◆ **TASK DIRECTIONS**: Report only the number of lines in the records that contain the word "reading".

◆ **WORKING DATA**:

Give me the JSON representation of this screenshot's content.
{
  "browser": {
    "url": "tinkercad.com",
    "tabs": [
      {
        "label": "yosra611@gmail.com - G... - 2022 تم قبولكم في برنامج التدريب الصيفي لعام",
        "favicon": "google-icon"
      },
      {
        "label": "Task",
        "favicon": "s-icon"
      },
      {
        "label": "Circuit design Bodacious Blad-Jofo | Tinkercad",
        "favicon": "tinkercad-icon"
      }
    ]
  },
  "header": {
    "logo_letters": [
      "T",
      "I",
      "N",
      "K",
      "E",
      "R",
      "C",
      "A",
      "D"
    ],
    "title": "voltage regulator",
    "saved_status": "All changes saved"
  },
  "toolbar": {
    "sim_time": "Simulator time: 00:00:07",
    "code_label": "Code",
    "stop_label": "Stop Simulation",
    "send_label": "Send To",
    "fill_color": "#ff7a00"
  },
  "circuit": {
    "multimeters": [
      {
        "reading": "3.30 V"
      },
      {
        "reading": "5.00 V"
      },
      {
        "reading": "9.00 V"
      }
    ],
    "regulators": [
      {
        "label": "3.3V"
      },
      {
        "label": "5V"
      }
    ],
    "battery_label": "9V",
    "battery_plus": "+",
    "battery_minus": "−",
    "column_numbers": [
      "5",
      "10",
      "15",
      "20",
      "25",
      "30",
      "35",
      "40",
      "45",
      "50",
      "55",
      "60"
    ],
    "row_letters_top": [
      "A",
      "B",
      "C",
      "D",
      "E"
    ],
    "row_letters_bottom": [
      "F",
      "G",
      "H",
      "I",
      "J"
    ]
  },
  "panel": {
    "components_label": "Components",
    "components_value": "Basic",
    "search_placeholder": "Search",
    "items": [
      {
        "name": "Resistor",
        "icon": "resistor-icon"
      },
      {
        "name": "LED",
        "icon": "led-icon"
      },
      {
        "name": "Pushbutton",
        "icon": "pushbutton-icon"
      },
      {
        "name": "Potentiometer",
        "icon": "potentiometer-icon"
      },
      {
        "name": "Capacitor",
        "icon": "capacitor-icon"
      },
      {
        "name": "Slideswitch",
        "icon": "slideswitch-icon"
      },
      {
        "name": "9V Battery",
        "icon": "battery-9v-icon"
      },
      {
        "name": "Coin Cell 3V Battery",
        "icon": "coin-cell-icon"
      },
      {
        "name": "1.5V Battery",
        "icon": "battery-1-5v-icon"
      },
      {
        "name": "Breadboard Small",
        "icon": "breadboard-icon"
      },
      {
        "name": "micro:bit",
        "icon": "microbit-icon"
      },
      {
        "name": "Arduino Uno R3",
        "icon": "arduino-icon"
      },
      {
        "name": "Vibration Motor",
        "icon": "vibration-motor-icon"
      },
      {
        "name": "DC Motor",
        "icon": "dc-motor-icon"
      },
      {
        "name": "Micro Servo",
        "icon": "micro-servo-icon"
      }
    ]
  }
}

◆ **ANSWER TO THE PROBLEM**: 3